Entries taken from a collection
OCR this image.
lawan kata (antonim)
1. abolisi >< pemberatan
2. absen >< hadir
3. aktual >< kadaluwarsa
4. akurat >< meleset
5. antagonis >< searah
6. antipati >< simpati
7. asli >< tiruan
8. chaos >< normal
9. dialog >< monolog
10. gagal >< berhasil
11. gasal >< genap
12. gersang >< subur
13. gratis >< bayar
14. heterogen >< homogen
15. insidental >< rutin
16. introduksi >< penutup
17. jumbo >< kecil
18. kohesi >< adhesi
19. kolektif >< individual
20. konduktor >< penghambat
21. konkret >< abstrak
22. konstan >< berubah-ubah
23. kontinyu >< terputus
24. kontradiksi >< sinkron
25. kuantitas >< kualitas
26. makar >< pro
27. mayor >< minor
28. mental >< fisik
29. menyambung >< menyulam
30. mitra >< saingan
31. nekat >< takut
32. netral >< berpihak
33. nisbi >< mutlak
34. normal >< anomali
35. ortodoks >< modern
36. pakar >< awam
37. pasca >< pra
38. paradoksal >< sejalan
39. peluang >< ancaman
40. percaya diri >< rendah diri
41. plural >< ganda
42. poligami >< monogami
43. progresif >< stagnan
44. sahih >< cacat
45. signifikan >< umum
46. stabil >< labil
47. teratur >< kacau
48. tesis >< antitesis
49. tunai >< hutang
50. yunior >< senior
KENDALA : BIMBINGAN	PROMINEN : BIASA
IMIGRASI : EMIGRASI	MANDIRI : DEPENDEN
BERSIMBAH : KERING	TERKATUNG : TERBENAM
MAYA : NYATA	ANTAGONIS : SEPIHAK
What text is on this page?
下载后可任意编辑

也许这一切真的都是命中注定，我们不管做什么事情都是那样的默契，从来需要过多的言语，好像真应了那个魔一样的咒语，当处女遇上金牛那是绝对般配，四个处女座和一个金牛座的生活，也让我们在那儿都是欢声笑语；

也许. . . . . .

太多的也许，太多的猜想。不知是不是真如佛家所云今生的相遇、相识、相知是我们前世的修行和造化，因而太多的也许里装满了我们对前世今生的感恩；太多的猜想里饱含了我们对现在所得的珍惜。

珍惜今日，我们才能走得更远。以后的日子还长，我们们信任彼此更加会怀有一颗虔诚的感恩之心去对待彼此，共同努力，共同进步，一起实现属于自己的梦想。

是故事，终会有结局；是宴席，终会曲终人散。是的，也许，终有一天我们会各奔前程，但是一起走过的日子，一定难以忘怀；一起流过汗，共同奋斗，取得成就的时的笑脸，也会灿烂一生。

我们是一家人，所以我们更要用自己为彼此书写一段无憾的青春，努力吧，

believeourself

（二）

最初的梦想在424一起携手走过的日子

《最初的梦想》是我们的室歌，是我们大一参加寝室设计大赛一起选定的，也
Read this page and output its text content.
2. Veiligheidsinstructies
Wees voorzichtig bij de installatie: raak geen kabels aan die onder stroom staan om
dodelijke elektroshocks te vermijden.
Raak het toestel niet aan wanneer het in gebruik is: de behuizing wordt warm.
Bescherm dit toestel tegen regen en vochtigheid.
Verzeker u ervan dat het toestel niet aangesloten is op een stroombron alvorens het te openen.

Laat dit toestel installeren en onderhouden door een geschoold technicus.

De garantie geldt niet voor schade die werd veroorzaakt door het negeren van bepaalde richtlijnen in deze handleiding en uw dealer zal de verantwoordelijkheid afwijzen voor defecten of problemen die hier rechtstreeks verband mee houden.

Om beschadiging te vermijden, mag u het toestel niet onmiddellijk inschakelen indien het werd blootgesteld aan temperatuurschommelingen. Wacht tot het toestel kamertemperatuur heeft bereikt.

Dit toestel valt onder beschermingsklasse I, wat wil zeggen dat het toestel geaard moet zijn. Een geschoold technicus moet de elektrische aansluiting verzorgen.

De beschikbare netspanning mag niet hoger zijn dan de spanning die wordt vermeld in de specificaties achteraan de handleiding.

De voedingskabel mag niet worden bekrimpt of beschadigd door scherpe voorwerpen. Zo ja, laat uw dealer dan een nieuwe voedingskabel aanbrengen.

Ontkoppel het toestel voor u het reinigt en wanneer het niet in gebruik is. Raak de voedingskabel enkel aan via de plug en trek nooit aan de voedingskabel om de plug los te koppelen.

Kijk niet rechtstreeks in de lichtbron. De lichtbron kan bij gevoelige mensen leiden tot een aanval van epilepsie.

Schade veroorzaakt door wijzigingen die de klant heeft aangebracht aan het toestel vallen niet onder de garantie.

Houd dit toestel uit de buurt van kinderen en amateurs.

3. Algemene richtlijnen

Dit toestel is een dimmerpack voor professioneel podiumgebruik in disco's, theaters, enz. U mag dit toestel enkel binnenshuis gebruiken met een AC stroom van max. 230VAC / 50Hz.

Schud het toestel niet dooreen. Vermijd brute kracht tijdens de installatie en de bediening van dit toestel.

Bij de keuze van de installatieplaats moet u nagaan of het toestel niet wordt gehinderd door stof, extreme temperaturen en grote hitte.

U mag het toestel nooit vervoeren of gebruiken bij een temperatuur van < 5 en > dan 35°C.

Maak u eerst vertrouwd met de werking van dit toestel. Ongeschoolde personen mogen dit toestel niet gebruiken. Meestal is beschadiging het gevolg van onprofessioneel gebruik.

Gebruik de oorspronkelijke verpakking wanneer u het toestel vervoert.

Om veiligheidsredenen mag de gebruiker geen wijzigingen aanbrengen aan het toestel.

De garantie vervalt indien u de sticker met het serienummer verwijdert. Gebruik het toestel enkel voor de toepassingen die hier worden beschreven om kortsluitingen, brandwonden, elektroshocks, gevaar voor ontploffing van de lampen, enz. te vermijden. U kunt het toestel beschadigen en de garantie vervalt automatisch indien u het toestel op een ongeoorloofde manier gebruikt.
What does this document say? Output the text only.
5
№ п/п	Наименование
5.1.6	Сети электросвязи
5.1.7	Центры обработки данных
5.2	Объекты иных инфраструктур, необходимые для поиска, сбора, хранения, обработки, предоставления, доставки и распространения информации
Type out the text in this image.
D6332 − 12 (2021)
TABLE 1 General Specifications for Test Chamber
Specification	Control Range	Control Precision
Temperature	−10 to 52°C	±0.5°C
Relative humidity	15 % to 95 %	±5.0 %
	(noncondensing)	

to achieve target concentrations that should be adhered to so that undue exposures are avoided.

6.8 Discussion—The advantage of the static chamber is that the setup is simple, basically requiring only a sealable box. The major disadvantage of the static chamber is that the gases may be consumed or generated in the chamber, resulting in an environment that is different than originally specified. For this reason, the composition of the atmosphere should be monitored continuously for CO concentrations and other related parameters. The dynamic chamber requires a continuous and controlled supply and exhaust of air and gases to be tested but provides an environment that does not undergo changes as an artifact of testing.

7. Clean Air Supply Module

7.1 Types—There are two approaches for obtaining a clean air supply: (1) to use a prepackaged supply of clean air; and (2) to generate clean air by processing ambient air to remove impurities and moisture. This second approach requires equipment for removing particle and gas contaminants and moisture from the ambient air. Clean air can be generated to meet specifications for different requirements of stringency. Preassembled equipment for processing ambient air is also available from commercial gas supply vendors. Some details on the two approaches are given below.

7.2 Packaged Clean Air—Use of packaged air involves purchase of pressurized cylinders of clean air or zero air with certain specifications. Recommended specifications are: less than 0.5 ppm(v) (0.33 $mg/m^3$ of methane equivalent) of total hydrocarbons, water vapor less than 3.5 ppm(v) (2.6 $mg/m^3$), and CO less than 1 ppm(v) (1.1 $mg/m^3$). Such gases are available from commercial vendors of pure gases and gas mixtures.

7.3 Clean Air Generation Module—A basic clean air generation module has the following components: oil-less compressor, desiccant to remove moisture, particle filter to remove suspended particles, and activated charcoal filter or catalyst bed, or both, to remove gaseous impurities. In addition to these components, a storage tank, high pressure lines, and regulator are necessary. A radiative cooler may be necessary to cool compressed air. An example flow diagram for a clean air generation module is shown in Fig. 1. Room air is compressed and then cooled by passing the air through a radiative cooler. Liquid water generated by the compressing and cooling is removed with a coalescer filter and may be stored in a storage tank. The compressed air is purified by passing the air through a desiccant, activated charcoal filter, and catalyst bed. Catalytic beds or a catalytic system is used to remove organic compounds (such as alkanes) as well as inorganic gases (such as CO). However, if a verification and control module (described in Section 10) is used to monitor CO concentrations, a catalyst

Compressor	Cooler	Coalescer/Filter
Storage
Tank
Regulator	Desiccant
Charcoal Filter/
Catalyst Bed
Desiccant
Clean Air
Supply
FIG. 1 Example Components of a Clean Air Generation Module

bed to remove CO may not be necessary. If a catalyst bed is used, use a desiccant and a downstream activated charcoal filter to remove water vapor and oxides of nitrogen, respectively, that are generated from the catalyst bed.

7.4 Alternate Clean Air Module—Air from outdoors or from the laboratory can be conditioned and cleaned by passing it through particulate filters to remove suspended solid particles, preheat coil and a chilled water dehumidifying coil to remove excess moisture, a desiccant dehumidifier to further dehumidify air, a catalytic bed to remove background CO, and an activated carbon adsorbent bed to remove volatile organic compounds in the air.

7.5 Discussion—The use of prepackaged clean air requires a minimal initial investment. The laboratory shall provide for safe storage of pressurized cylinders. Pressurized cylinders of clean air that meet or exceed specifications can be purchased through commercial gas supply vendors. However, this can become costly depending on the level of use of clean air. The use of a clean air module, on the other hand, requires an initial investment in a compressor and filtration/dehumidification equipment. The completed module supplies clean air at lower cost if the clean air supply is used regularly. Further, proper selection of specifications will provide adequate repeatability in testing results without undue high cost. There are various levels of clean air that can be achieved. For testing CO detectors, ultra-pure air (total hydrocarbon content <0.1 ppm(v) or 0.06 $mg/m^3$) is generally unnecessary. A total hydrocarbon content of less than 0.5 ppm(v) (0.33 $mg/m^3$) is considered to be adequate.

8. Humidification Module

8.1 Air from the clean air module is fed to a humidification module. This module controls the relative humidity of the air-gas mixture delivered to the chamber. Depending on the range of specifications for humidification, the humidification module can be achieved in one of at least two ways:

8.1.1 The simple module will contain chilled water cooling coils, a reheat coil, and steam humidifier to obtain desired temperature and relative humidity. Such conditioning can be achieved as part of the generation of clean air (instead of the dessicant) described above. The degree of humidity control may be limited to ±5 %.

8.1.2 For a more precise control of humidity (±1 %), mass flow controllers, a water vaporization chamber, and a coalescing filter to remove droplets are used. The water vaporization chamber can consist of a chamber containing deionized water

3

### Goal
Go through the listing above and work out how many lines contain the string "vermijden". Reply with the number alone.

### Output of the exercise
3